(Data excerpts)
__________________________________________________

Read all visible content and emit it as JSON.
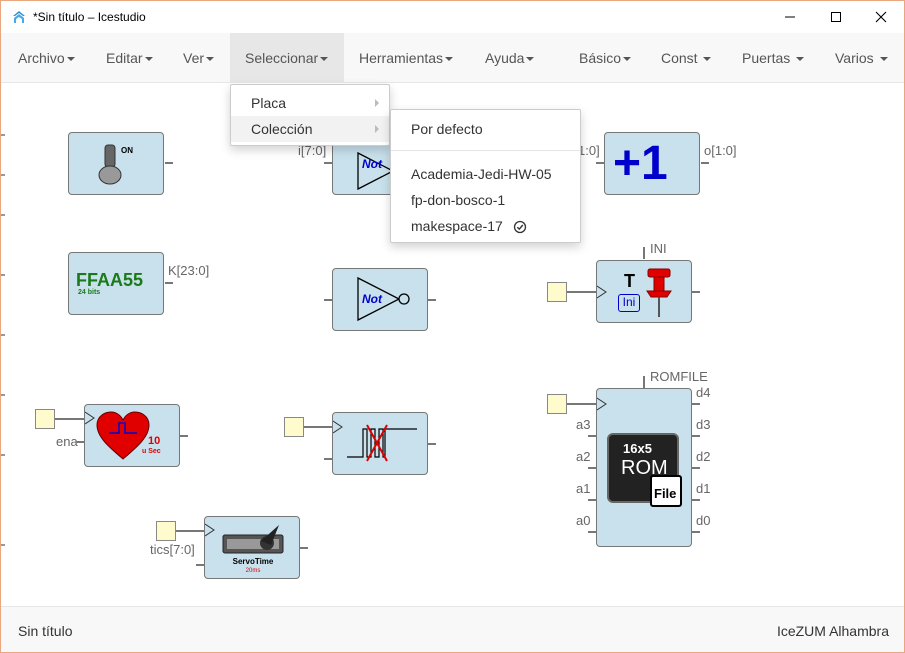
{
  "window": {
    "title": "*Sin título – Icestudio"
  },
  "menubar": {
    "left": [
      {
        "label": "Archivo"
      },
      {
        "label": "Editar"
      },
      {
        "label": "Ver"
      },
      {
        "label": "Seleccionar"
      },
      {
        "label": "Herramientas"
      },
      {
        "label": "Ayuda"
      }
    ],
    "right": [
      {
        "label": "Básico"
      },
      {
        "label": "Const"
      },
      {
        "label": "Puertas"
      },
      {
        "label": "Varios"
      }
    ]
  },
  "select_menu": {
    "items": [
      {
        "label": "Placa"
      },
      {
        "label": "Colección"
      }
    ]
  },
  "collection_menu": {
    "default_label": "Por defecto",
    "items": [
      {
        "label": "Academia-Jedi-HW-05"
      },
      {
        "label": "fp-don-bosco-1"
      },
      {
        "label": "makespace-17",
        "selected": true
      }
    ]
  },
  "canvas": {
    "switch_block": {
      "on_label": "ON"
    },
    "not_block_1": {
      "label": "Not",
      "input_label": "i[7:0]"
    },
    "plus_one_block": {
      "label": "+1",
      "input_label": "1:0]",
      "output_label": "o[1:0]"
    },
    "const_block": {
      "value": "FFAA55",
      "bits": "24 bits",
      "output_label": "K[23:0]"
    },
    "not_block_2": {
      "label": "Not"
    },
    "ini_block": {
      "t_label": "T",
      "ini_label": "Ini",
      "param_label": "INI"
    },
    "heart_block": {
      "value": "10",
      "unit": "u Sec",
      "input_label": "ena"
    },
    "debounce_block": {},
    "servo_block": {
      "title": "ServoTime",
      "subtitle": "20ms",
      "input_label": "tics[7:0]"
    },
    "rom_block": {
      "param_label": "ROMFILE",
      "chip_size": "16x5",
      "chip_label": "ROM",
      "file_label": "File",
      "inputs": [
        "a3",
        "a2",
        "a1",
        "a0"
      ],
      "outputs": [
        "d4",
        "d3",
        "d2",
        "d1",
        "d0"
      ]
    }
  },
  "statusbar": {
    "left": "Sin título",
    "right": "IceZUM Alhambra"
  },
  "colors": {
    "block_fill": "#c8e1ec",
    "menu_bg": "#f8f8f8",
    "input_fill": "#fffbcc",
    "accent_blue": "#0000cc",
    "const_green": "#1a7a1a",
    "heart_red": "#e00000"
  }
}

__________________________________________________

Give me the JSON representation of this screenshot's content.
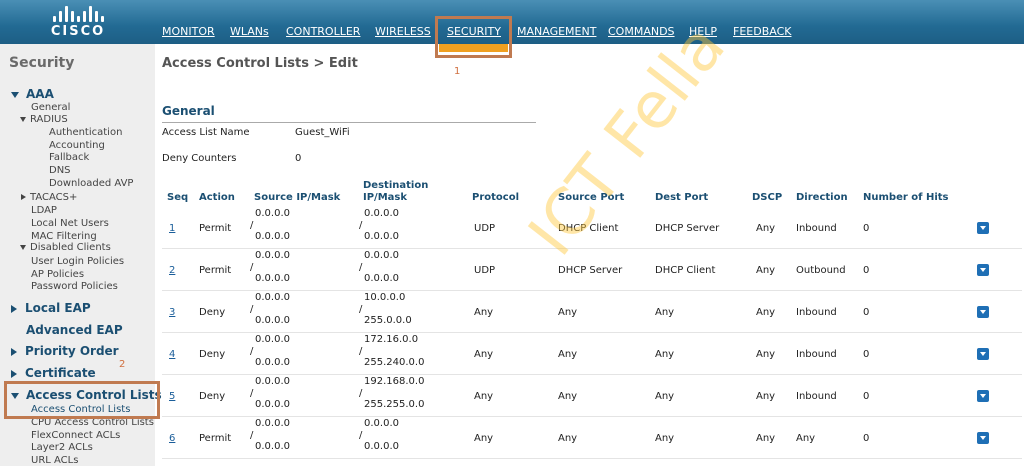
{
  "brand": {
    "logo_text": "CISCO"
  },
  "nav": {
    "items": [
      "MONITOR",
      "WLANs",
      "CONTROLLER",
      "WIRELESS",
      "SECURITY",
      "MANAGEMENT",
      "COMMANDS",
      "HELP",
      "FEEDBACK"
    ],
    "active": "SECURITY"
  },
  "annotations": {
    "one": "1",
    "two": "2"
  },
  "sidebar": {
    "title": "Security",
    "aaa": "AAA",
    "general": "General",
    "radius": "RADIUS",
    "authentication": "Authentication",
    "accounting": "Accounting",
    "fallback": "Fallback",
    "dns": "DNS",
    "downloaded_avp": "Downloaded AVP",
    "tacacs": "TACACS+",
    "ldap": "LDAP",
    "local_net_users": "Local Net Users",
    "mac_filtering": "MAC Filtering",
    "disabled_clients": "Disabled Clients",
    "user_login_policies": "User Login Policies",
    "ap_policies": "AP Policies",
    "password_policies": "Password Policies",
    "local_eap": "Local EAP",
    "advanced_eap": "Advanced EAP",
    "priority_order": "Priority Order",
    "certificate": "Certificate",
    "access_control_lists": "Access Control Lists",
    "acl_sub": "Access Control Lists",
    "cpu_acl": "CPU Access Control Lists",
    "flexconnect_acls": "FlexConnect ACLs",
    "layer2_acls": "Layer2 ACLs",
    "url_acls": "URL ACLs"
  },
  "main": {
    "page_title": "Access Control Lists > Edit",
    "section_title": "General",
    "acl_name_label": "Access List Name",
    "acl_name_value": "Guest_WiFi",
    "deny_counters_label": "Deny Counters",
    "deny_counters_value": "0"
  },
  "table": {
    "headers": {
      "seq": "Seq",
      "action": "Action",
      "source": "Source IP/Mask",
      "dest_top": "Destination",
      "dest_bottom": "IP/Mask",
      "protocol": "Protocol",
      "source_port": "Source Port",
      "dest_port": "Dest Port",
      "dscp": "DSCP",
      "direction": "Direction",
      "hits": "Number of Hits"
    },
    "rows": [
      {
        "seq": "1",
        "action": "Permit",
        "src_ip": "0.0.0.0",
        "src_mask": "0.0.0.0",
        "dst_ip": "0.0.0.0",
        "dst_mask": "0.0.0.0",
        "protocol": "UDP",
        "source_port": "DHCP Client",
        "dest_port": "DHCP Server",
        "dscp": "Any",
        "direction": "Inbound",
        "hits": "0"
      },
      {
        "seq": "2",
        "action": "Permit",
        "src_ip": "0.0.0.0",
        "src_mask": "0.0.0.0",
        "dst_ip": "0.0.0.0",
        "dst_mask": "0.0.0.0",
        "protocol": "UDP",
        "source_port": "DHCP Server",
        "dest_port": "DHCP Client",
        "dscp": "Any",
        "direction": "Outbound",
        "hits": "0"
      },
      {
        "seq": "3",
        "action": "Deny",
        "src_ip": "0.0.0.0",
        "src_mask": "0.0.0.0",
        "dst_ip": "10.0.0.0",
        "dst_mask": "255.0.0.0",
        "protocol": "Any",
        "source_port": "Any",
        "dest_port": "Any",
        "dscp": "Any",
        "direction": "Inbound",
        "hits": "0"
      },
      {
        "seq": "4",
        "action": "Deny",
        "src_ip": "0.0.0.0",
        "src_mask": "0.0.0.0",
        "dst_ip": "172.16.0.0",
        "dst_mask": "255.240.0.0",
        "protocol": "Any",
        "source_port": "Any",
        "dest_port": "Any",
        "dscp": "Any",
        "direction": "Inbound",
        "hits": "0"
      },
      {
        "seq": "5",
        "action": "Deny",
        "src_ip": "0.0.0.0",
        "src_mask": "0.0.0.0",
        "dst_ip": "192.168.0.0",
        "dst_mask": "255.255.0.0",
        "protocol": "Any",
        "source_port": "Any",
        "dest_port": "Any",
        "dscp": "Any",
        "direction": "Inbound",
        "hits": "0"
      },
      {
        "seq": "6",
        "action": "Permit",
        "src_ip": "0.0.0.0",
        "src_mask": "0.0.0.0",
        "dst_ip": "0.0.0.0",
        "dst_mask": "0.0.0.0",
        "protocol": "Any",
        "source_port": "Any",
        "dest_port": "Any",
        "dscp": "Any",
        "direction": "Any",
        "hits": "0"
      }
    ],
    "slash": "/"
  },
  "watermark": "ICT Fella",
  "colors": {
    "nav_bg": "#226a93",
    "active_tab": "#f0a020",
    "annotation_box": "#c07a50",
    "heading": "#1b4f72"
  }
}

__________________________________________________

## Task prompt
Give the number of lines in the records above that contain the word "JSON". Reply with that number alone.

## Reply to the task
2